Work to be completed | Return the records exactly as they are.
##########
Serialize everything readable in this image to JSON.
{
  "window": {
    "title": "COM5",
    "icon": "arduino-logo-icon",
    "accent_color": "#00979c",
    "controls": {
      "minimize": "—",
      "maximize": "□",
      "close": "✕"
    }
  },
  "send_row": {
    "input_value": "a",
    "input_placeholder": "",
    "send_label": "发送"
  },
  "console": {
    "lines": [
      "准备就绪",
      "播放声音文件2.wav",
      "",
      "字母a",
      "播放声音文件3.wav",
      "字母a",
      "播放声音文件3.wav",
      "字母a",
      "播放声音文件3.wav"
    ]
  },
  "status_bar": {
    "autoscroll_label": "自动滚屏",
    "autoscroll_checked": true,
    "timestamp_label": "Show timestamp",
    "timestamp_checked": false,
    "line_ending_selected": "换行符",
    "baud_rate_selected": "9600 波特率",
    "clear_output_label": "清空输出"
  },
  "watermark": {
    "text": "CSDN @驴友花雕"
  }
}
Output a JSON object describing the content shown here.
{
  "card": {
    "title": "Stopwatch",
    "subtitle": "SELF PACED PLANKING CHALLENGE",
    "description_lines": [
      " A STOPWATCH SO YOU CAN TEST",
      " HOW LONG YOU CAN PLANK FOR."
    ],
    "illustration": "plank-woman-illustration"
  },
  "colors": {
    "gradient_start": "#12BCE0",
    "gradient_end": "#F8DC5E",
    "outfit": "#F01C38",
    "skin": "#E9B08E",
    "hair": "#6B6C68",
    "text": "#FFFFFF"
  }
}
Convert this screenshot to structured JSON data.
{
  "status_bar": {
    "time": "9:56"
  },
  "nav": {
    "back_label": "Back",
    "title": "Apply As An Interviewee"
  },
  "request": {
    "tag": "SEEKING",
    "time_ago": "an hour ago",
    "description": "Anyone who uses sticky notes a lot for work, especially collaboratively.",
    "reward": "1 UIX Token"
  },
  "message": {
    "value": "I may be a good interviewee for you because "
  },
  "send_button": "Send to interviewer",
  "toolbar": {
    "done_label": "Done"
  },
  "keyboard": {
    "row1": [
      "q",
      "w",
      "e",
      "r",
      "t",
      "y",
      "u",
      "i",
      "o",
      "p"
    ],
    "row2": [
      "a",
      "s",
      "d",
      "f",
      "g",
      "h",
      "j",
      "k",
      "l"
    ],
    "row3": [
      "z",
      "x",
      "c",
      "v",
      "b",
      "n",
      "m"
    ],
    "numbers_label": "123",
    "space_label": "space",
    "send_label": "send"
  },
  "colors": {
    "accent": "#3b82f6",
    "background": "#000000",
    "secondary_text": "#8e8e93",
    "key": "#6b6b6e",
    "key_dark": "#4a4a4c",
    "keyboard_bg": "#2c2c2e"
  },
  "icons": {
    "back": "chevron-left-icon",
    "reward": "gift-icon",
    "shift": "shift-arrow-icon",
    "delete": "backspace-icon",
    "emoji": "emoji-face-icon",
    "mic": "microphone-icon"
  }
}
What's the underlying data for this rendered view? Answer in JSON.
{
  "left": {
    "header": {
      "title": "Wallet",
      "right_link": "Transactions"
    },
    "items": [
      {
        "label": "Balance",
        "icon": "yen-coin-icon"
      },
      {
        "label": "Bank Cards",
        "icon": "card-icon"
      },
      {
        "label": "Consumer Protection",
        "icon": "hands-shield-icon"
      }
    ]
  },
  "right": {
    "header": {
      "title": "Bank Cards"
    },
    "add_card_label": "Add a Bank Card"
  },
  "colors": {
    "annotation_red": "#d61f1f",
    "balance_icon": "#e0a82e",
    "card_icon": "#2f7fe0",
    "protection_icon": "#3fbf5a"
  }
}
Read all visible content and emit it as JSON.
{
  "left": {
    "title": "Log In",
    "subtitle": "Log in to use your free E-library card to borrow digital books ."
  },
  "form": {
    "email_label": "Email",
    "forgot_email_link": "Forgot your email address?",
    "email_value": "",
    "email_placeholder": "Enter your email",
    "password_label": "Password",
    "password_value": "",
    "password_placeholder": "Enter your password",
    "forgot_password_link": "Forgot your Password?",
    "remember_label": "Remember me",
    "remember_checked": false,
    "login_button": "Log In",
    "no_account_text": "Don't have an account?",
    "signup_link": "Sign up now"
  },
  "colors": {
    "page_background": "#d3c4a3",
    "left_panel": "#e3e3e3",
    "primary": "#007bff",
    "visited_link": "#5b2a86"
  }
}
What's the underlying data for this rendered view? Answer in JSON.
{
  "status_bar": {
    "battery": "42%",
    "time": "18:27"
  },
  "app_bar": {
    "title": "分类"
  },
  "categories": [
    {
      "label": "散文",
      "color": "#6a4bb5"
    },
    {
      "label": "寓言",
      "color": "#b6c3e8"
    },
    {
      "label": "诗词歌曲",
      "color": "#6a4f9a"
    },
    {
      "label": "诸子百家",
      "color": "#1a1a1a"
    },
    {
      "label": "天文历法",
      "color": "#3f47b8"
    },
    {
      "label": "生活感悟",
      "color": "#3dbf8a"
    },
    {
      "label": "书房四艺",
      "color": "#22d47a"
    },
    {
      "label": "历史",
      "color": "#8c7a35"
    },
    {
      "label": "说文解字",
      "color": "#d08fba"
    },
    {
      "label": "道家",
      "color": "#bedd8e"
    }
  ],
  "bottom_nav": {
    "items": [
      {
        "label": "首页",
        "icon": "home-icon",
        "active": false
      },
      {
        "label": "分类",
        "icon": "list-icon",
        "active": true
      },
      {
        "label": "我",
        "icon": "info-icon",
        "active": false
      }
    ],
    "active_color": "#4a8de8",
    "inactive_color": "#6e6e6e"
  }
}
##########
Output for this exercise |
Serialize everything readable in this image to JSON.
{
  "window": {
    "title": "COM5",
    "icon": "arduino-logo-icon",
    "accent_color": "#00979c",
    "controls": {
      "minimize": "—",
      "maximize": "□",
      "close": "✕"
    }
  },
  "send_row": {
    "input_value": "a",
    "input_placeholder": "",
    "send_label": "发送"
  },
  "console": {
    "lines": [
      "准备就绪",
      "播放声音文件2.wav",
      "",
      "字母a",
      "播放声音文件3.wav",
      "字母a",
      "播放声音文件3.wav",
      "字母a",
      "播放声音文件3.wav"
    ]
  },
  "status_bar": {
    "autoscroll_label": "自动滚屏",
    "autoscroll_checked": true,
    "timestamp_label": "Show timestamp",
    "timestamp_checked": false,
    "line_ending_selected": "换行符",
    "baud_rate_selected": "9600 波特率",
    "clear_output_label": "清空输出"
  },
  "watermark": {
    "text": "CSDN @驴友花雕"
  }
}
Output a JSON object describing the content shown here.
{
  "card": {
    "title": "Stopwatch",
    "subtitle": "SELF PACED PLANKING CHALLENGE",
    "description_lines": [
      " A STOPWATCH SO YOU CAN TEST",
      " HOW LONG YOU CAN PLANK FOR."
    ],
    "illustration": "plank-woman-illustration"
  },
  "colors": {
    "gradient_start": "#12BCE0",
    "gradient_end": "#F8DC5E",
    "outfit": "#F01C38",
    "skin": "#E9B08E",
    "hair": "#6B6C68",
    "text": "#FFFFFF"
  }
}
Convert this screenshot to structured JSON data.
{
  "status_bar": {
    "time": "9:56"
  },
  "nav": {
    "back_label": "Back",
    "title": "Apply As An Interviewee"
  },
  "request": {
    "tag": "SEEKING",
    "time_ago": "an hour ago",
    "description": "Anyone who uses sticky notes a lot for work, especially collaboratively.",
    "reward": "1 UIX Token"
  },
  "message": {
    "value": "I may be a good interviewee for you because "
  },
  "send_button": "Send to interviewer",
  "toolbar": {
    "done_label": "Done"
  },
  "keyboard": {
    "row1": [
      "q",
      "w",
      "e",
      "r",
      "t",
      "y",
      "u",
      "i",
      "o",
      "p"
    ],
    "row2": [
      "a",
      "s",
      "d",
      "f",
      "g",
      "h",
      "j",
      "k",
      "l"
    ],
    "row3": [
      "z",
      "x",
      "c",
      "v",
      "b",
      "n",
      "m"
    ],
    "numbers_label": "123",
    "space_label": "space",
    "send_label": "send"
  },
  "colors": {
    "accent": "#3b82f6",
    "background": "#000000",
    "secondary_text": "#8e8e93",
    "key": "#6b6b6e",
    "key_dark": "#4a4a4c",
    "keyboard_bg": "#2c2c2e"
  },
  "icons": {
    "back": "chevron-left-icon",
    "reward": "gift-icon",
    "shift": "shift-arrow-icon",
    "delete": "backspace-icon",
    "emoji": "emoji-face-icon",
    "mic": "microphone-icon"
  }
}
What's the underlying data for this rendered view? Answer in JSON.
{
  "left": {
    "header": {
      "title": "Wallet",
      "right_link": "Transactions"
    },
    "items": [
      {
        "label": "Balance",
        "icon": "yen-coin-icon"
      },
      {
        "label": "Bank Cards",
        "icon": "card-icon"
      },
      {
        "label": "Consumer Protection",
        "icon": "hands-shield-icon"
      }
    ]
  },
  "right": {
    "header": {
      "title": "Bank Cards"
    },
    "add_card_label": "Add a Bank Card"
  },
  "colors": {
    "annotation_red": "#d61f1f",
    "balance_icon": "#e0a82e",
    "card_icon": "#2f7fe0",
    "protection_icon": "#3fbf5a"
  }
}
Read all visible content and emit it as JSON.
{
  "left": {
    "title": "Log In",
    "subtitle": "Log in to use your free E-library card to borrow digital books ."
  },
  "form": {
    "email_label": "Email",
    "forgot_email_link": "Forgot your email address?",
    "email_value": "",
    "email_placeholder": "Enter your email",
    "password_label": "Password",
    "password_value": "",
    "password_placeholder": "Enter your password",
    "forgot_password_link": "Forgot your Password?",
    "remember_label": "Remember me",
    "remember_checked": false,
    "login_button": "Log In",
    "no_account_text": "Don't have an account?",
    "signup_link": "Sign up now"
  },
  "colors": {
    "page_background": "#d3c4a3",
    "left_panel": "#e3e3e3",
    "primary": "#007bff",
    "visited_link": "#5b2a86"
  }
}
What's the underlying data for this rendered view? Answer in JSON.
{
  "status_bar": {
    "battery": "42%",
    "time": "18:27"
  },
  "app_bar": {
    "title": "分类"
  },
  "categories": [
    {
      "label": "散文",
      "color": "#6a4bb5"
    },
    {
      "label": "寓言",
      "color": "#b6c3e8"
    },
    {
      "label": "诗词歌曲",
      "color": "#6a4f9a"
    },
    {
      "label": "诸子百家",
      "color": "#1a1a1a"
    },
    {
      "label": "天文历法",
      "color": "#3f47b8"
    },
    {
      "label": "生活感悟",
      "color": "#3dbf8a"
    },
    {
      "label": "书房四艺",
      "color": "#22d47a"
    },
    {
      "label": "历史",
      "color": "#8c7a35"
    },
    {
      "label": "说文解字",
      "color": "#d08fba"
    },
    {
      "label": "道家",
      "color": "#bedd8e"
    }
  ],
  "bottom_nav": {
    "items": [
      {
        "label": "首页",
        "icon": "home-icon",
        "active": false
      },
      {
        "label": "分类",
        "icon": "list-icon",
        "active": true
      },
      {
        "label": "我",
        "icon": "info-icon",
        "active": false
      }
    ],
    "active_color": "#4a8de8",
    "inactive_color": "#6e6e6e"
  }
}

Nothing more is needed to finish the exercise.